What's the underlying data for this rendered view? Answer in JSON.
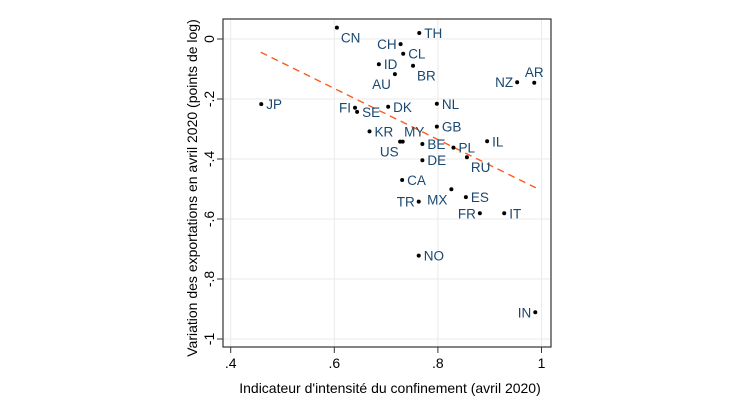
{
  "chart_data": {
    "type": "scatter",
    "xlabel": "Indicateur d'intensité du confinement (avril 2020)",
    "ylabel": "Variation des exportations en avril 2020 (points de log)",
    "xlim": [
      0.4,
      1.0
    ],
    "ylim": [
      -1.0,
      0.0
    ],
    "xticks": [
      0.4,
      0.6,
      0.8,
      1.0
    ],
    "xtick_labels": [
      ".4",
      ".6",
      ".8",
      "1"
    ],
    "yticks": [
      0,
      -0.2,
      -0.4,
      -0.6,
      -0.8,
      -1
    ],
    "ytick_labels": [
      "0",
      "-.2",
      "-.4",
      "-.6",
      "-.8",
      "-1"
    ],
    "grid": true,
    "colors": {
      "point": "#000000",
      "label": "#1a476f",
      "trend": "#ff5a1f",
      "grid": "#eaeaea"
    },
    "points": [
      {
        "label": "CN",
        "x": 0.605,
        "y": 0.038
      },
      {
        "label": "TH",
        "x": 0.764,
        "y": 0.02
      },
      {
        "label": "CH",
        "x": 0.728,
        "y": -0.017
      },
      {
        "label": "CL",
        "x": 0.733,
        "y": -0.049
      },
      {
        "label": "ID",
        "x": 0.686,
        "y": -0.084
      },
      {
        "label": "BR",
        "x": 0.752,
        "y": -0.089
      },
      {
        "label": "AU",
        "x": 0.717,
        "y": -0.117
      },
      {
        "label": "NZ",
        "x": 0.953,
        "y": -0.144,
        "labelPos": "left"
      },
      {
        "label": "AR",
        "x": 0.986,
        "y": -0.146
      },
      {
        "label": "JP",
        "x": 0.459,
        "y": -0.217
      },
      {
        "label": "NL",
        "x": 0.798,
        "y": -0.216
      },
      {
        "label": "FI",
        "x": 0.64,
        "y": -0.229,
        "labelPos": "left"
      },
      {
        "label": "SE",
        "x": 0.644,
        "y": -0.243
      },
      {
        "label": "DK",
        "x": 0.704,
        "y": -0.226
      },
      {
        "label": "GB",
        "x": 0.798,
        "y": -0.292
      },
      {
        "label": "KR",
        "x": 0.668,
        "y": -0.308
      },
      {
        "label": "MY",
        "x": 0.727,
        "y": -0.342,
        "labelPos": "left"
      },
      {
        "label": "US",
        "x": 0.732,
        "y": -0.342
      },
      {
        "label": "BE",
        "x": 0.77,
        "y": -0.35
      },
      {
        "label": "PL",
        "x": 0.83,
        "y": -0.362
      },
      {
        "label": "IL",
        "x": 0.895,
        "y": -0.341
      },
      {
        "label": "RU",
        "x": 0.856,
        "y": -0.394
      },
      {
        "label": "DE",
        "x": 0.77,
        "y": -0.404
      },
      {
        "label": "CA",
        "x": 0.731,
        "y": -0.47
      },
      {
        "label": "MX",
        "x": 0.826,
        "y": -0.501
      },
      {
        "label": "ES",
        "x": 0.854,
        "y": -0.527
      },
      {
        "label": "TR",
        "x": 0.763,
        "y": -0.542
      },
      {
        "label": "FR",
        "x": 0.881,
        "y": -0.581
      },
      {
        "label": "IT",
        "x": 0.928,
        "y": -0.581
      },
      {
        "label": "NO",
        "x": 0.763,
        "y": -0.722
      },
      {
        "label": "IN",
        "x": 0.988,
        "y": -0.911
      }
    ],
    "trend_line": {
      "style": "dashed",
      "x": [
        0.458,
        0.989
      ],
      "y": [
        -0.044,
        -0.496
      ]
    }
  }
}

•••

EXERCISE DETAILS
Note each line of the entries that has "avril" in it, and copy those lines.

FULL RESPONSE
    "xlabel": "Indicateur d'intensité du confinement (avril 2020)",
    "ylabel": "Variation des exportations en avril 2020 (points de log)",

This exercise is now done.